Given instruction ::
Extract every entry word for word.

Material to process ::
═══
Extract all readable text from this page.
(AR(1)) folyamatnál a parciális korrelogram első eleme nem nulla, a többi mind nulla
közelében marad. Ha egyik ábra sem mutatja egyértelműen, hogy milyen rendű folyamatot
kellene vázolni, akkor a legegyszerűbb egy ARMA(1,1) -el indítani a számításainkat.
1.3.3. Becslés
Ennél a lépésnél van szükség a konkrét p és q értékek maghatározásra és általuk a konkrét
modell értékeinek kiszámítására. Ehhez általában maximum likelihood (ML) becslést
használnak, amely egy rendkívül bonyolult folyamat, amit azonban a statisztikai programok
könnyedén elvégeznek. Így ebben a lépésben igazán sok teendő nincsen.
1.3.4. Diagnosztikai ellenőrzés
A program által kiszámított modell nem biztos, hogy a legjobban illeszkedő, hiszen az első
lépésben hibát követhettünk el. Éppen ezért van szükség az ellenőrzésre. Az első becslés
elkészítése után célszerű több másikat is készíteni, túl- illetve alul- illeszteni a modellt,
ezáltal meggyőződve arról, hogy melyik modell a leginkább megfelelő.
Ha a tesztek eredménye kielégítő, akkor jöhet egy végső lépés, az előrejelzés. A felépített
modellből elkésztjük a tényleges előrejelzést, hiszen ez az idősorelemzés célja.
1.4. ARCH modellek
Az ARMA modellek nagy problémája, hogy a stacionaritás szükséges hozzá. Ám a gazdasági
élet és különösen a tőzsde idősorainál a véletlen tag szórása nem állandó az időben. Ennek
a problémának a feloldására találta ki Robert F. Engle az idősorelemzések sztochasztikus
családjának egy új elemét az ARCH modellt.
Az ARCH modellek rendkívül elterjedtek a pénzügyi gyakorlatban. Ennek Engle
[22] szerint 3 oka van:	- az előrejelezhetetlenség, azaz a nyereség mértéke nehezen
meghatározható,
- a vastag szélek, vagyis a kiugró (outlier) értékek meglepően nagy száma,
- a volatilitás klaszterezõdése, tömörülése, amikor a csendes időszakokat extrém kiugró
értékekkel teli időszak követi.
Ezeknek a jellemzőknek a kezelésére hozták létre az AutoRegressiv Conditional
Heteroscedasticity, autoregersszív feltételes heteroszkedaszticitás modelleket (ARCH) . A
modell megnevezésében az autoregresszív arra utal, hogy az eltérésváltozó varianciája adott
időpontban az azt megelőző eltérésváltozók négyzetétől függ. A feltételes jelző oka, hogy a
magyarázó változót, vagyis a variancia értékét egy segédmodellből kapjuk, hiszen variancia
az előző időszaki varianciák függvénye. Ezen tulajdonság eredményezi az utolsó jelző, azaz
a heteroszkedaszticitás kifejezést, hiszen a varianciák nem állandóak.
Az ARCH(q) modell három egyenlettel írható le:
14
═══
Exercise response ::
Extract all readable text from this page.
(AR(1)) folyamatnál a parciális korrelogram első eleme nem nulla, a többi mind nulla
közelében marad. Ha egyik ábra sem mutatja egyértelműen, hogy milyen rendű folyamatot
kellene vázolni, akkor a legegyszerűbb egy ARMA(1,1) -el indítani a számításainkat.
1.3.3. Becslés
Ennél a lépésnél van szükség a konkrét p és q értékek maghatározásra és általuk a konkrét
modell értékeinek kiszámítására. Ehhez általában maximum likelihood (ML) becslést
használnak, amely egy rendkívül bonyolult folyamat, amit azonban a statisztikai programok
könnyedén elvégeznek. Így ebben a lépésben igazán sok teendő nincsen.
1.3.4. Diagnosztikai ellenőrzés
A program által kiszámított modell nem biztos, hogy a legjobban illeszkedő, hiszen az első
lépésben hibát követhettünk el. Éppen ezért van szükség az ellenőrzésre. Az első becslés
elkészítése után célszerű több másikat is készíteni, túl- illetve alul- illeszteni a modellt,
ezáltal meggyőződve arról, hogy melyik modell a leginkább megfelelő.
Ha a tesztek eredménye kielégítő, akkor jöhet egy végső lépés, az előrejelzés. A felépített
modellből elkésztjük a tényleges előrejelzést, hiszen ez az idősorelemzés célja.
1.4. ARCH modellek
Az ARMA modellek nagy problémája, hogy a stacionaritás szükséges hozzá. Ám a gazdasági
élet és különösen a tőzsde idősorainál a véletlen tag szórása nem állandó az időben. Ennek
a problémának a feloldására találta ki Robert F. Engle az idősorelemzések sztochasztikus
családjának egy új elemét az ARCH modellt.
Az ARCH modellek rendkívül elterjedtek a pénzügyi gyakorlatban. Ennek Engle
[22] szerint 3 oka van:	- az előrejelezhetetlenség, azaz a nyereség mértéke nehezen
meghatározható,
- a vastag szélek, vagyis a kiugró (outlier) értékek meglepően nagy száma,
- a volatilitás klaszterezõdése, tömörülése, amikor a csendes időszakokat extrém kiugró
értékekkel teli időszak követi.
Ezeknek a jellemzőknek a kezelésére hozták létre az AutoRegressiv Conditional
Heteroscedasticity, autoregersszív feltételes heteroszkedaszticitás modelleket (ARCH) . A
modell megnevezésében az autoregresszív arra utal, hogy az eltérésváltozó varianciája adott
időpontban az azt megelőző eltérésváltozók négyzetétől függ. A feltételes jelző oka, hogy a
magyarázó változót, vagyis a variancia értékét egy segédmodellből kapjuk, hiszen variancia
az előző időszaki varianciák függvénye. Ezen tulajdonság eredményezi az utolsó jelző, azaz
a heteroszkedaszticitás kifejezést, hiszen a varianciák nem állandóak.
Az ARCH(q) modell három egyenlettel írható le:
14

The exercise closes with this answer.